A block of data
++++++++
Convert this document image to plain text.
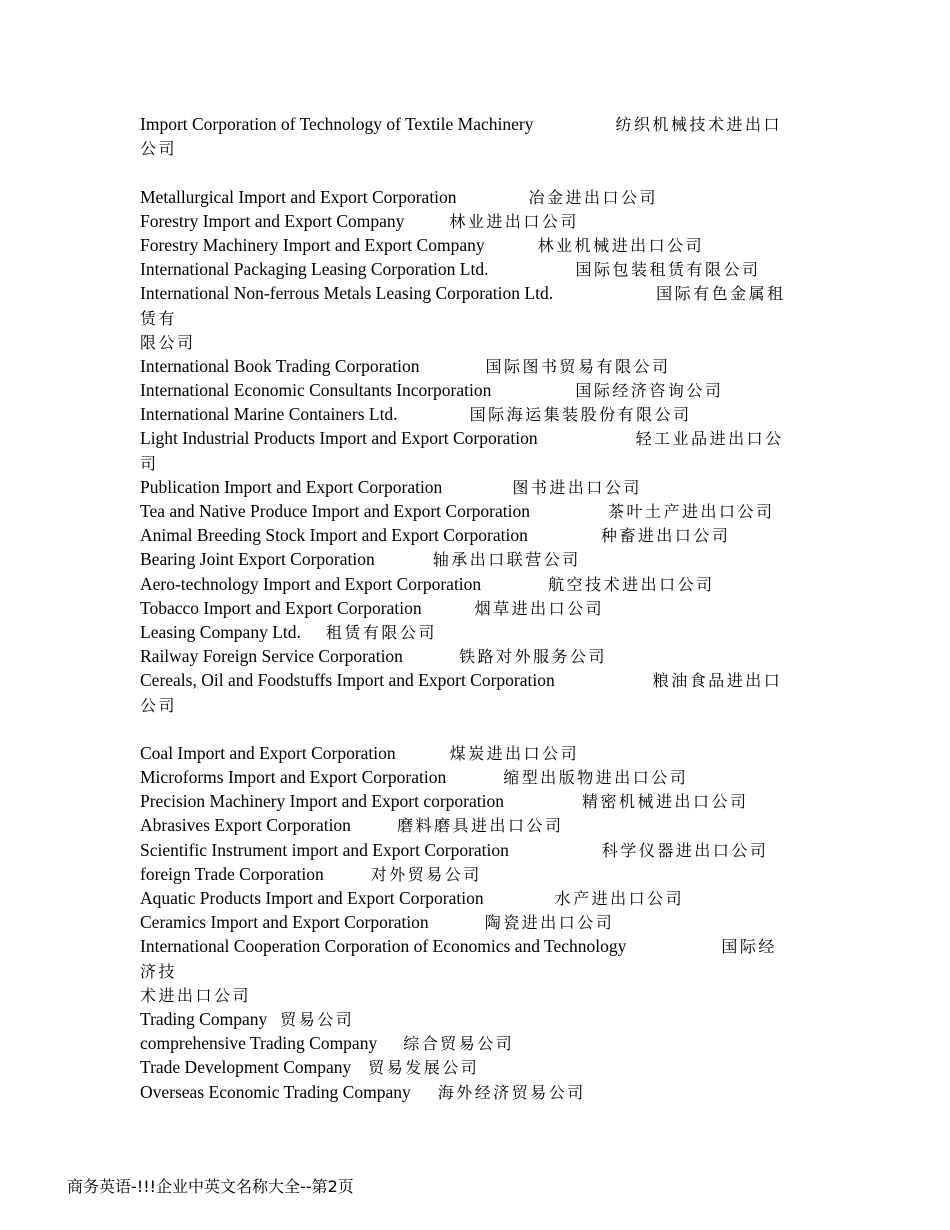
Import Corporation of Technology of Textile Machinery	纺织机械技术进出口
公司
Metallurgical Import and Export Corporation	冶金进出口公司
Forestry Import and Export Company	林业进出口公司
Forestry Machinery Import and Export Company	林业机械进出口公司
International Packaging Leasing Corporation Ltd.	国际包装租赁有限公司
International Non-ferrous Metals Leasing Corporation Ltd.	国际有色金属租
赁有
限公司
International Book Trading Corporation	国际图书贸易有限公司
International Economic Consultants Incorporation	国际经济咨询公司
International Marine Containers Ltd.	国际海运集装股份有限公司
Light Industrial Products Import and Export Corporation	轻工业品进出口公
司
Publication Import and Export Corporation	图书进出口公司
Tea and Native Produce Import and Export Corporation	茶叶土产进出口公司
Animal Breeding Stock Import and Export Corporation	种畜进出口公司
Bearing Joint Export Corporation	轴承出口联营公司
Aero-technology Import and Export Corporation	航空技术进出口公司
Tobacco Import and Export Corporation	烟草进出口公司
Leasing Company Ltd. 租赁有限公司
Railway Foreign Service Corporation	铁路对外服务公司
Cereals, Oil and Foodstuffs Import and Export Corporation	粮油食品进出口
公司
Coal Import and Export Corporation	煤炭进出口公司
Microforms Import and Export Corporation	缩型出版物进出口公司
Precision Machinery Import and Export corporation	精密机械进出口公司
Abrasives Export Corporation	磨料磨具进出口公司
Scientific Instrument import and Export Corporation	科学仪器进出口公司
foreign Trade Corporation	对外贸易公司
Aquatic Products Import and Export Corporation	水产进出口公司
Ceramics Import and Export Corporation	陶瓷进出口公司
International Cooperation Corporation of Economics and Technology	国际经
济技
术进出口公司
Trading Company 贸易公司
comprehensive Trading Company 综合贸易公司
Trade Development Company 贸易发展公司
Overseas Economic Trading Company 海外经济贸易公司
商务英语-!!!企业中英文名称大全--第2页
++++++++
Your task: Which lines in the listing above hold the word "Trading"? Show each of them.

The response:
International Book Trading Corporation	国际图书贸易有限公司
Trading Company 贸易公司
comprehensive Trading Company 综合贸易公司
Overseas Economic Trading Company 海外经济贸易公司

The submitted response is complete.